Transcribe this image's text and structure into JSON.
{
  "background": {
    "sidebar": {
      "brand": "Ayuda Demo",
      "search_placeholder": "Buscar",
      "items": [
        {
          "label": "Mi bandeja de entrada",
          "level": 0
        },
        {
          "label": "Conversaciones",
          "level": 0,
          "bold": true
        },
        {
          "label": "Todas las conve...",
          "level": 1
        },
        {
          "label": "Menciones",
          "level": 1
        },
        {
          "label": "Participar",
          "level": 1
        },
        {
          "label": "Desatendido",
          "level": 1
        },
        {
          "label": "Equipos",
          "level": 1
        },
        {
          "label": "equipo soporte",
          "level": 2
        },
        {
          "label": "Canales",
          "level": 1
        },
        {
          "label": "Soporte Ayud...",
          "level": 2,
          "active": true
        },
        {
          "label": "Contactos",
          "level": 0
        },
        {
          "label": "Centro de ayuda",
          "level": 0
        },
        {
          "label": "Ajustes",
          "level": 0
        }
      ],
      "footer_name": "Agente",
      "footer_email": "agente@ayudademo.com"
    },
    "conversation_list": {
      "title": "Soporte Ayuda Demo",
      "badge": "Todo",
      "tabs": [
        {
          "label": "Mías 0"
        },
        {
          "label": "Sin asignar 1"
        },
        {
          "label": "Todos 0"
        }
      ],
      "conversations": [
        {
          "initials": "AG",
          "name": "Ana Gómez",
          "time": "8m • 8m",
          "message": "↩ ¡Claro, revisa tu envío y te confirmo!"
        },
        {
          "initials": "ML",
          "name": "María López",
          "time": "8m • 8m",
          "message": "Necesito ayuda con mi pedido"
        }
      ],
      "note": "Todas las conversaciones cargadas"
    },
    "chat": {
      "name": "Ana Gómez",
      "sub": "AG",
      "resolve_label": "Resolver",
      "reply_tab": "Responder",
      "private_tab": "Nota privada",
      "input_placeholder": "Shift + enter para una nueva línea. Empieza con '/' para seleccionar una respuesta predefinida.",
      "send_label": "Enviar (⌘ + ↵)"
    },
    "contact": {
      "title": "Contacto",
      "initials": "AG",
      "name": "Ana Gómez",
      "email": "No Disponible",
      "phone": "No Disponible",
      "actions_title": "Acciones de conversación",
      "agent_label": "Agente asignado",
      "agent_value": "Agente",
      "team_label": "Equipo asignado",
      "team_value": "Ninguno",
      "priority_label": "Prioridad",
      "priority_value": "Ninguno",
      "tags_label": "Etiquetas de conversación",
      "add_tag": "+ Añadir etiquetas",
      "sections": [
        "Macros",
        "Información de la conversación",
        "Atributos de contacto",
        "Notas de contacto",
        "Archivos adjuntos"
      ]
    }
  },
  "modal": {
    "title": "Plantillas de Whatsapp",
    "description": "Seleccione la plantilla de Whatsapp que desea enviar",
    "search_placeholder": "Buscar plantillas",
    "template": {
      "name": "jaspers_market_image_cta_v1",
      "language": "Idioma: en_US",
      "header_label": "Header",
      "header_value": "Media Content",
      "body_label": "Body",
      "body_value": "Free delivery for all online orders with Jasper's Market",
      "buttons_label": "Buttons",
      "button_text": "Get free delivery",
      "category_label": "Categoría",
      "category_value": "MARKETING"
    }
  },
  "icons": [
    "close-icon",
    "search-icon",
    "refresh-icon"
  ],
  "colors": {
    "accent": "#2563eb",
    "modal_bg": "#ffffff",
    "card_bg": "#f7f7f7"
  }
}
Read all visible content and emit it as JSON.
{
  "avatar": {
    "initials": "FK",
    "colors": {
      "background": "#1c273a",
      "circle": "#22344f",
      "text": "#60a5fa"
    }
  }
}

····················

- _Exercise objective_
Find the lines holding "Ninguno" and list every one.

- _Final result_
      "team_value": "Ninguno",
      "priority_value": "Ninguno",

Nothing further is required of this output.